● SHORT PROBLEM
Images are not part of the copy; transcribe all the data exactly.

● Dataset records

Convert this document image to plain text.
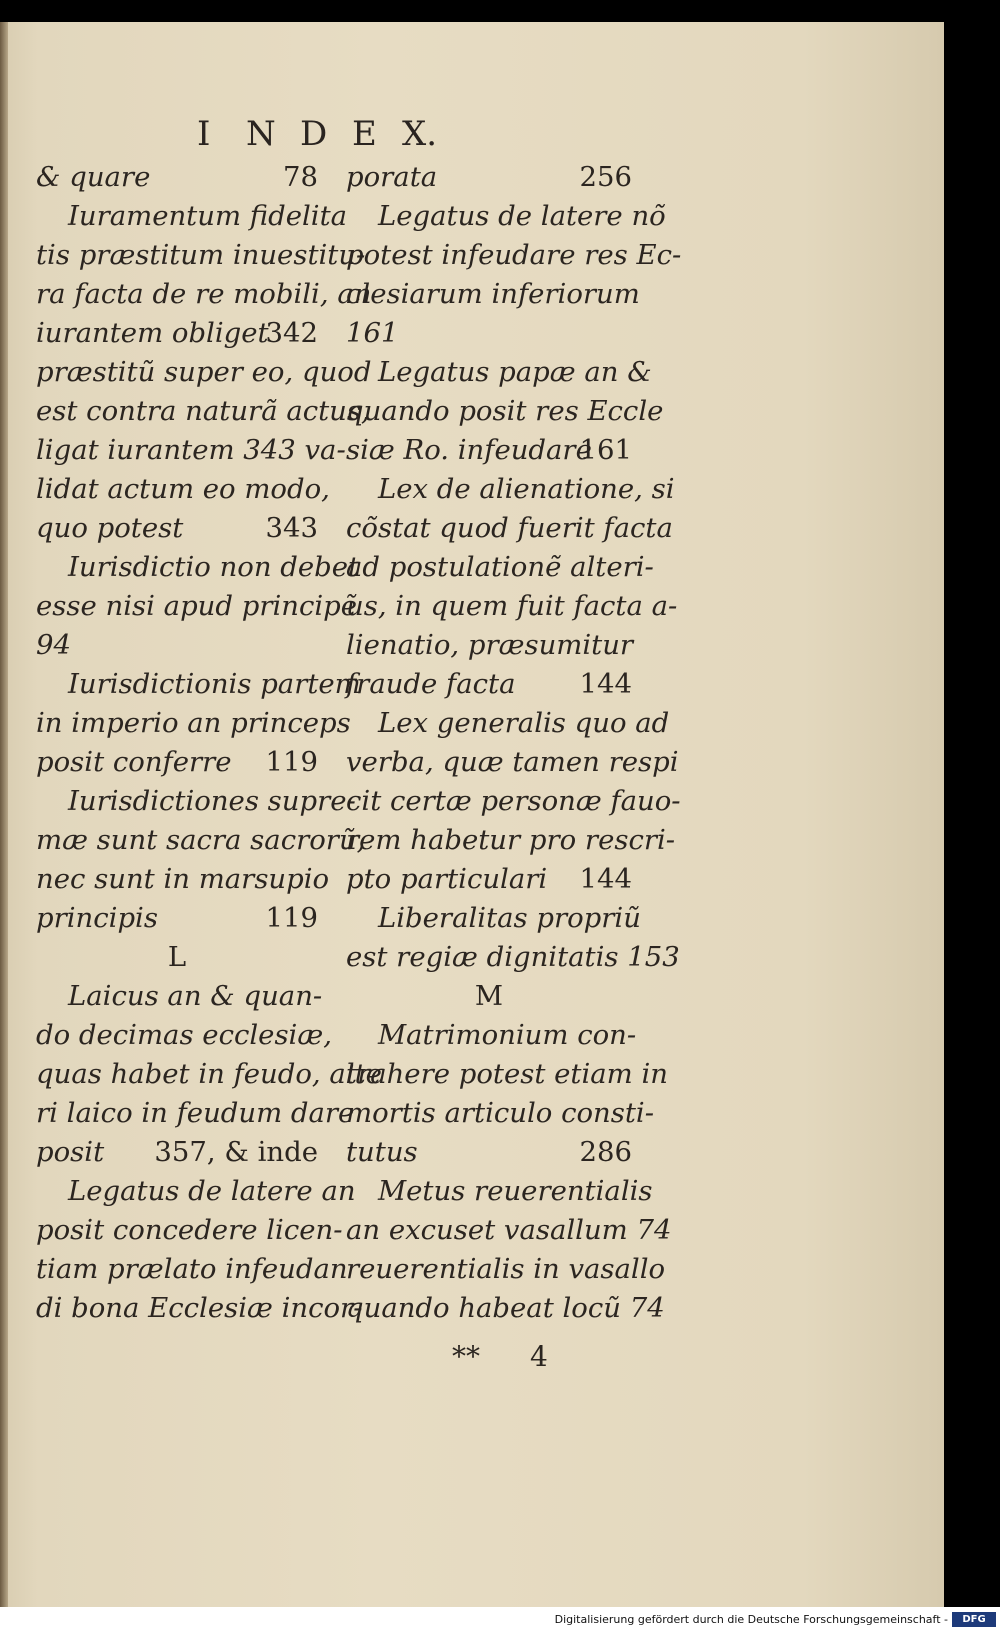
I N D E X.
& quare	78
Iuramentum fidelita
tis præstitum inuestitu-
ra facta de re mobili, an
iurantem obliget
342
præstitũ super eo, quod
est contra naturã actus,
ligat iurantem 343 va-
lidat actum eo modo,
quo potest	343
Iurisdictio non debet
esse nisi apud principẽ
94
Iurisdictionis partem
in imperio an princeps
posit conferre 119
Iurisdictiones supre-
mæ sunt sacra sacrorũ,
nec sunt in marsupio
principis	119
L
Laicus an & quan-
do decimas ecclesiæ,
quas habet in feudo, alte
ri laico in feudum dare
posit 357, & inde
Legatus de latere an
posit concedere licen-
tiam prælato infeudan
di bona Ecclesiæ incor-
porata	256
Legatus de latere nõ
potest infeudare res Ec-
clesiarum inferiorum
161
Legatus papæ an &
quando posit res Eccle
siæ Ro. infeudare
161
Lex de alienatione, si
cõstat quod fuerit facta
ad postulationẽ alteri-
us, in quem fuit facta a-
lienatio, præsumitur
fraude facta 144
Lex generalis quo ad
verba, quæ tamen respi
cit certæ personæ fauo-
rem habetur pro rescri-
pto particulari 144
Liberalitas propriũ
est regiæ dignitatis 153
M
Matrimonium con-
trahere potest etiam in
mortis articulo consti-
tutus	286
Metus reuerentialis
an excuset vasallum 74
reuerentialis in vasallo
quando habeat locũ 74
** 4
Digitalisierung gefördert durch die Deutsche Forschungsgemeinschaft -	DFG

● COMPLETED TASK
Convert this document image to plain text.
I N D E X.
& quare	78
Iuramentum fidelita
tis præstitum inuestitu-
ra facta de re mobili, an
iurantem obliget
342
præstitũ super eo, quod
est contra naturã actus,
ligat iurantem 343 va-
lidat actum eo modo,
quo potest	343
Iurisdictio non debet
esse nisi apud principẽ
94
Iurisdictionis partem
in imperio an princeps
posit conferre 119
Iurisdictiones supre-
mæ sunt sacra sacrorũ,
nec sunt in marsupio
principis	119
L
Laicus an & quan-
do decimas ecclesiæ,
quas habet in feudo, alte
ri laico in feudum dare
posit 357, & inde
Legatus de latere an
posit concedere licen-
tiam prælato infeudan
di bona Ecclesiæ incor-
porata	256
Legatus de latere nõ
potest infeudare res Ec-
clesiarum inferiorum
161
Legatus papæ an &
quando posit res Eccle
siæ Ro. infeudare
161
Lex de alienatione, si
cõstat quod fuerit facta
ad postulationẽ alteri-
us, in quem fuit facta a-
lienatio, præsumitur
fraude facta 144
Lex generalis quo ad
verba, quæ tamen respi
cit certæ personæ fauo-
rem habetur pro rescri-
pto particulari 144
Liberalitas propriũ
est regiæ dignitatis 153
M
Matrimonium con-
trahere potest etiam in
mortis articulo consti-
tutus	286
Metus reuerentialis
an excuset vasallum 74
reuerentialis in vasallo
quando habeat locũ 74
** 4
Digitalisierung gefördert durch die Deutsche Forschungsgemeinschaft -	DFG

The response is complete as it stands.